• [Exercise input]:
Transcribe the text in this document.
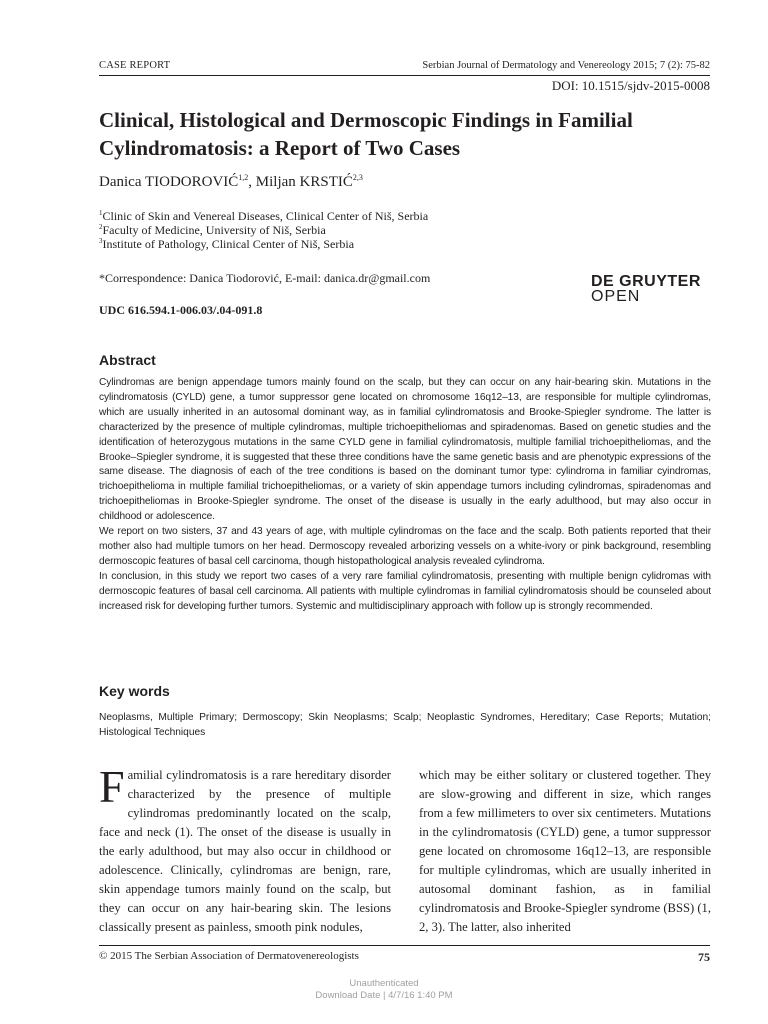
CASE REPORT	Serbian Journal of Dermatology and Venereology 2015; 7 (2): 75-82
DOI: 10.1515/sjdv-2015-0008
Clinical, Histological and Dermoscopic Findings in Familial Cylindromatosis: a Report of Two Cases
Danica TIODOROVIĆ$^{1,2}$, Miljan KRSTIĆ$^{2,3}$
$^1$Clinic of Skin and Venereal Diseases, Clinical Center of Niš, Serbia
$^2$Faculty of Medicine, University of Niš, Serbia
$^3$Institute of Pathology, Clinical Center of Niš, Serbia
*Correspondence: Danica Tiodorović, E-mail: danica.dr@gmail.com
UDC 616.594.1-006.03/.04-091.8
DE GRUYTER
OPEN
Abstract

Cylindromas are benign appendage tumors mainly found on the scalp, but they can occur on any hair-bearing skin. Mutations in the cylindromatosis (CYLD) gene, a tumor suppressor gene located on chromosome 16q12–13, are responsible for multiple cylindromas, which are usually inherited in an autosomal dominant way, as in familial cylindromatosis and Brooke-Spiegler syndrome. The latter is characterized by the presence of multiple cylindromas, multiple trichoepitheliomas and spiradenomas. Based on genetic studies and the identification of heterozygous mutations in the same CYLD gene in familial cylindromatosis, multiple familial trichoepitheliomas, and the Brooke–Spiegler syndrome, it is suggested that these three conditions have the same genetic basis and are phenotypic expressions of the same disease. The diagnosis of each of the tree conditions is based on the dominant tumor type: cylindroma in familiar cyindromas, trichoepithelioma in multiple familial trichoepitheliomas, or a variety of skin appendage tumors including cylindromas, spiradenomas and trichoepitheliomas in Brooke-Spiegler syndrome. The onset of the disease is usually in the early adulthood, but may also occur in childhood or adolescence.

We report on two sisters, 37 and 43 years of age, with multiple cylindromas on the face and the scalp. Both patients reported that their mother also had multiple tumors on her head. Dermoscopy revealed arborizing vessels on a white-ivory or pink background, resembling dermoscopic features of basal cell carcinoma, though histopathological analysis revealed cylindroma.

In conclusion, in this study we report two cases of a very rare familial cylindromatosis, presenting with multiple benign cylidromas with dermoscopic features of basal cell carcinoma. All patients with multiple cylindromas in familial cylindromatosis should be counseled about increased risk for developing further tumors. Systemic and multidisciplinary approach with follow up is strongly recommended.

Key words
Neoplasms, Multiple Primary; Dermoscopy; Skin Neoplasms; Scalp; Neoplastic Syndromes, Hereditary; Case Reports; Mutation; Histological Techniques

Familial cylindromatosis is a rare hereditary disorder characterized by the presence of multiple cylindromas predominantly located on the scalp, face and neck (1). The onset of the disease is usually in the early adulthood, but may also occur in childhood or adolescence. Clinically, cylindromas are benign, rare, skin appendage tumors mainly found on the scalp, but they can occur on any hair-bearing skin. The lesions classically present as painless, smooth pink nodules,

which may be either solitary or clustered together. They are slow-growing and different in size, which ranges from a few millimeters to over six centimeters. Mutations in the cylindromatosis (CYLD) gene, a tumor suppressor gene located on chromosome 16q12–13, are responsible for multiple cylindromas, which are usually inherited in autosomal dominant fashion, as in familial cylindromatosis and Brooke-Spiegler syndrome (BSS) (1, 2, 3). The latter, also inherited

© 2015 The Serbian Association of Dermatovenereologists	75
Unauthenticated
Download Date | 4/7/16 1:40 PM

• [Activity]:
Write out every line from the entries where "Dermoscopy" appears.

• [Exercise answer]:
We report on two sisters, 37 and 43 years of age, with multiple cylindromas on the face and the scalp. Both patients reported that their mother also had multiple tumors on her head. Dermoscopy revealed arborizing vessels on a white-ivory or pink background, resembling dermoscopic features of basal cell carcinoma, though histopathological analysis revealed cylindroma.
Neoplasms, Multiple Primary; Dermoscopy; Skin Neoplasms; Scalp; Neoplastic Syndromes, Hereditary; Case Reports; Mutation; Histological Techniques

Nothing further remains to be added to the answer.